-- START OF Supplied data --
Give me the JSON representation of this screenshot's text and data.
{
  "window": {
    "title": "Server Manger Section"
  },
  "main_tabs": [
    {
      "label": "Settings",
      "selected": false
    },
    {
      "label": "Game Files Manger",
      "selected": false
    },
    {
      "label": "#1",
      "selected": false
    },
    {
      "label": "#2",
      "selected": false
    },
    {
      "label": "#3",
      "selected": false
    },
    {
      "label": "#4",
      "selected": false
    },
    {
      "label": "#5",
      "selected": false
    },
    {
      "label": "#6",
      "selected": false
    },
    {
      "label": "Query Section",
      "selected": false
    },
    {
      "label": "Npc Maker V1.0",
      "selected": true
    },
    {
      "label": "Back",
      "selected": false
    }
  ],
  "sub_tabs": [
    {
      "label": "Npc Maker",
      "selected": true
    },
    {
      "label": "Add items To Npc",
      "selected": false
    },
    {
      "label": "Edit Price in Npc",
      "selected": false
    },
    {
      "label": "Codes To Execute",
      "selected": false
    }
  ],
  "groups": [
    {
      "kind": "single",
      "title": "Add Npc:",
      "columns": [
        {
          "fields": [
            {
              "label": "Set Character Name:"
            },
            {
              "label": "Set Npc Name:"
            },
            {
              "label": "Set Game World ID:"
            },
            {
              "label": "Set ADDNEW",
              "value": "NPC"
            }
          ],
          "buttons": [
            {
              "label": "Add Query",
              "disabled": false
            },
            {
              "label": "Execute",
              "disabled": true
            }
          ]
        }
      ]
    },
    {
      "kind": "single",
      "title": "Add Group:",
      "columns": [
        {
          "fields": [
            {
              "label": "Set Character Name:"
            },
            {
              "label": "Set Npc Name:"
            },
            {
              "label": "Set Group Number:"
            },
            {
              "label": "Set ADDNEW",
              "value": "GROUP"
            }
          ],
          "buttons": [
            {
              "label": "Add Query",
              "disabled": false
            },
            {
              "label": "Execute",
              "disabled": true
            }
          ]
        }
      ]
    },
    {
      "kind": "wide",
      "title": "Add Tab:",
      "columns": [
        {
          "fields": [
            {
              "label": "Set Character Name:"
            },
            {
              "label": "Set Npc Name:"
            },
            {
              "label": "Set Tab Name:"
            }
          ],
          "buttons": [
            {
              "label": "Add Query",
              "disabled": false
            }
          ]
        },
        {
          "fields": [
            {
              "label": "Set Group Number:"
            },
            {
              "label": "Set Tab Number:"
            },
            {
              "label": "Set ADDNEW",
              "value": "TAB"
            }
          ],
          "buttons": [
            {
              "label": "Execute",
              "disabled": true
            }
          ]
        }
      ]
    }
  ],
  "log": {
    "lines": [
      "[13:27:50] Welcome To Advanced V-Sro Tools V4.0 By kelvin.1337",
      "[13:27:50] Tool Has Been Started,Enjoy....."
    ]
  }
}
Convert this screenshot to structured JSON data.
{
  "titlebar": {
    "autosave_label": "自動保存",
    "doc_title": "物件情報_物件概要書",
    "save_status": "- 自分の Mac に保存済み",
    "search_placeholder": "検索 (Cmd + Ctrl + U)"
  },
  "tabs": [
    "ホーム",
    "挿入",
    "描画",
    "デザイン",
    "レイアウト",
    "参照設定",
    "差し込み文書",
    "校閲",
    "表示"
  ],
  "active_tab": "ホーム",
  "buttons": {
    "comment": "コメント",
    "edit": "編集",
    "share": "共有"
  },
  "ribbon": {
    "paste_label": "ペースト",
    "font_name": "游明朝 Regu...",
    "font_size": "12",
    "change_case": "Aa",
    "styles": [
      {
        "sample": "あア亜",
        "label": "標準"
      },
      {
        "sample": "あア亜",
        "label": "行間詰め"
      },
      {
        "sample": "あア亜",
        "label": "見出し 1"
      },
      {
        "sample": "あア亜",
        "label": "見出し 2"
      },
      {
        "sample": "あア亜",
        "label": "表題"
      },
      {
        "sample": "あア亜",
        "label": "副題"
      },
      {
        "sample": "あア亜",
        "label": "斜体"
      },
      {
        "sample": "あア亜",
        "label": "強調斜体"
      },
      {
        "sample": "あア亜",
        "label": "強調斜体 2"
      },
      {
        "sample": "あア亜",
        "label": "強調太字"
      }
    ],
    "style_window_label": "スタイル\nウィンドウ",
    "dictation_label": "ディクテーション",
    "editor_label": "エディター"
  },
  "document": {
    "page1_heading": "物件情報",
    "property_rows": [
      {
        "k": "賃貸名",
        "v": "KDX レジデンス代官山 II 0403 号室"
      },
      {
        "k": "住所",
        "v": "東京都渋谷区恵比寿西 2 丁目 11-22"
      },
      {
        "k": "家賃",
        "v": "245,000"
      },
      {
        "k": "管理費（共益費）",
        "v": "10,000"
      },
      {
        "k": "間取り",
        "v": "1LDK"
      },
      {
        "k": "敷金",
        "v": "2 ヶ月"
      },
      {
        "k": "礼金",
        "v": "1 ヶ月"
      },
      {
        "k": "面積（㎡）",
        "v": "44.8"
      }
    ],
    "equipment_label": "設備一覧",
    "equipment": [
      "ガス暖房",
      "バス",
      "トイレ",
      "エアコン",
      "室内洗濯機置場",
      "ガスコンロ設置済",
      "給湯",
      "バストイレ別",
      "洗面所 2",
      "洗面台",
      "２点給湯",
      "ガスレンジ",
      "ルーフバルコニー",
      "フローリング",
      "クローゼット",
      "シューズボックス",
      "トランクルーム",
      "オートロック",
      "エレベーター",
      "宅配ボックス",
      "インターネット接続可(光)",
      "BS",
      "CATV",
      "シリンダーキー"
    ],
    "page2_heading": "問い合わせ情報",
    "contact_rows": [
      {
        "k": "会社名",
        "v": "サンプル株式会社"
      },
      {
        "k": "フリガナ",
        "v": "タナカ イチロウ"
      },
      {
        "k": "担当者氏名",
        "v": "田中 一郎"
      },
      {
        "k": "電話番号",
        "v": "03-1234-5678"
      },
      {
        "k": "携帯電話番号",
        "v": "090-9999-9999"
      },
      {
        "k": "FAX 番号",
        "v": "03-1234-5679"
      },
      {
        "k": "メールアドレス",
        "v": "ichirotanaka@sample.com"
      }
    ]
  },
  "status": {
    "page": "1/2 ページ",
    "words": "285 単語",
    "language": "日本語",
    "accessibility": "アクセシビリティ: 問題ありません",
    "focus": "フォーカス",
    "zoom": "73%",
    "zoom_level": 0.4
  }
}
-- END OF Supplied data --
Exercise prompt -
Copy the material above, line for line.

Task answer -
Give me the JSON representation of this screenshot's text and data.
{
  "window": {
    "title": "Server Manger Section"
  },
  "main_tabs": [
    {
      "label": "Settings",
      "selected": false
    },
    {
      "label": "Game Files Manger",
      "selected": false
    },
    {
      "label": "#1",
      "selected": false
    },
    {
      "label": "#2",
      "selected": false
    },
    {
      "label": "#3",
      "selected": false
    },
    {
      "label": "#4",
      "selected": false
    },
    {
      "label": "#5",
      "selected": false
    },
    {
      "label": "#6",
      "selected": false
    },
    {
      "label": "Query Section",
      "selected": false
    },
    {
      "label": "Npc Maker V1.0",
      "selected": true
    },
    {
      "label": "Back",
      "selected": false
    }
  ],
  "sub_tabs": [
    {
      "label": "Npc Maker",
      "selected": true
    },
    {
      "label": "Add items To Npc",
      "selected": false
    },
    {
      "label": "Edit Price in Npc",
      "selected": false
    },
    {
      "label": "Codes To Execute",
      "selected": false
    }
  ],
  "groups": [
    {
      "kind": "single",
      "title": "Add Npc:",
      "columns": [
        {
          "fields": [
            {
              "label": "Set Character Name:"
            },
            {
              "label": "Set Npc Name:"
            },
            {
              "label": "Set Game World ID:"
            },
            {
              "label": "Set ADDNEW",
              "value": "NPC"
            }
          ],
          "buttons": [
            {
              "label": "Add Query",
              "disabled": false
            },
            {
              "label": "Execute",
              "disabled": true
            }
          ]
        }
      ]
    },
    {
      "kind": "single",
      "title": "Add Group:",
      "columns": [
        {
          "fields": [
            {
              "label": "Set Character Name:"
            },
            {
              "label": "Set Npc Name:"
            },
            {
              "label": "Set Group Number:"
            },
            {
              "label": "Set ADDNEW",
              "value": "GROUP"
            }
          ],
          "buttons": [
            {
              "label": "Add Query",
              "disabled": false
            },
            {
              "label": "Execute",
              "disabled": true
            }
          ]
        }
      ]
    },
    {
      "kind": "wide",
      "title": "Add Tab:",
      "columns": [
        {
          "fields": [
            {
              "label": "Set Character Name:"
            },
            {
              "label": "Set Npc Name:"
            },
            {
              "label": "Set Tab Name:"
            }
          ],
          "buttons": [
            {
              "label": "Add Query",
              "disabled": false
            }
          ]
        },
        {
          "fields": [
            {
              "label": "Set Group Number:"
            },
            {
              "label": "Set Tab Number:"
            },
            {
              "label": "Set ADDNEW",
              "value": "TAB"
            }
          ],
          "buttons": [
            {
              "label": "Execute",
              "disabled": true
            }
          ]
        }
      ]
    }
  ],
  "log": {
    "lines": [
      "[13:27:50] Welcome To Advanced V-Sro Tools V4.0 By kelvin.1337",
      "[13:27:50] Tool Has Been Started,Enjoy....."
    ]
  }
}
Convert this screenshot to structured JSON data.
{
  "titlebar": {
    "autosave_label": "自動保存",
    "doc_title": "物件情報_物件概要書",
    "save_status": "- 自分の Mac に保存済み",
    "search_placeholder": "検索 (Cmd + Ctrl + U)"
  },
  "tabs": [
    "ホーム",
    "挿入",
    "描画",
    "デザイン",
    "レイアウト",
    "参照設定",
    "差し込み文書",
    "校閲",
    "表示"
  ],
  "active_tab": "ホーム",
  "buttons": {
    "comment": "コメント",
    "edit": "編集",
    "share": "共有"
  },
  "ribbon": {
    "paste_label": "ペースト",
    "font_name": "游明朝 Regu...",
    "font_size": "12",
    "change_case": "Aa",
    "styles": [
      {
        "sample": "あア亜",
        "label": "標準"
      },
      {
        "sample": "あア亜",
        "label": "行間詰め"
      },
      {
        "sample": "あア亜",
        "label": "見出し 1"
      },
      {
        "sample": "あア亜",
        "label": "見出し 2"
      },
      {
        "sample": "あア亜",
        "label": "表題"
      },
      {
        "sample": "あア亜",
        "label": "副題"
      },
      {
        "sample": "あア亜",
        "label": "斜体"
      },
      {
        "sample": "あア亜",
        "label": "強調斜体"
      },
      {
        "sample": "あア亜",
        "label": "強調斜体 2"
      },
      {
        "sample": "あア亜",
        "label": "強調太字"
      }
    ],
    "style_window_label": "スタイル\nウィンドウ",
    "dictation_label": "ディクテーション",
    "editor_label": "エディター"
  },
  "document": {
    "page1_heading": "物件情報",
    "property_rows": [
      {
        "k": "賃貸名",
        "v": "KDX レジデンス代官山 II 0403 号室"
      },
      {
        "k": "住所",
        "v": "東京都渋谷区恵比寿西 2 丁目 11-22"
      },
      {
        "k": "家賃",
        "v": "245,000"
      },
      {
        "k": "管理費（共益費）",
        "v": "10,000"
      },
      {
        "k": "間取り",
        "v": "1LDK"
      },
      {
        "k": "敷金",
        "v": "2 ヶ月"
      },
      {
        "k": "礼金",
        "v": "1 ヶ月"
      },
      {
        "k": "面積（㎡）",
        "v": "44.8"
      }
    ],
    "equipment_label": "設備一覧",
    "equipment": [
      "ガス暖房",
      "バス",
      "トイレ",
      "エアコン",
      "室内洗濯機置場",
      "ガスコンロ設置済",
      "給湯",
      "バストイレ別",
      "洗面所 2",
      "洗面台",
      "２点給湯",
      "ガスレンジ",
      "ルーフバルコニー",
      "フローリング",
      "クローゼット",
      "シューズボックス",
      "トランクルーム",
      "オートロック",
      "エレベーター",
      "宅配ボックス",
      "インターネット接続可(光)",
      "BS",
      "CATV",
      "シリンダーキー"
    ],
    "page2_heading": "問い合わせ情報",
    "contact_rows": [
      {
        "k": "会社名",
        "v": "サンプル株式会社"
      },
      {
        "k": "フリガナ",
        "v": "タナカ イチロウ"
      },
      {
        "k": "担当者氏名",
        "v": "田中 一郎"
      },
      {
        "k": "電話番号",
        "v": "03-1234-5678"
      },
      {
        "k": "携帯電話番号",
        "v": "090-9999-9999"
      },
      {
        "k": "FAX 番号",
        "v": "03-1234-5679"
      },
      {
        "k": "メールアドレス",
        "v": "ichirotanaka@sample.com"
      }
    ]
  },
  "status": {
    "page": "1/2 ページ",
    "words": "285 単語",
    "language": "日本語",
    "accessibility": "アクセシビリティ: 問題ありません",
    "focus": "フォーカス",
    "zoom": "73%",
    "zoom_level": 0.4
  }
}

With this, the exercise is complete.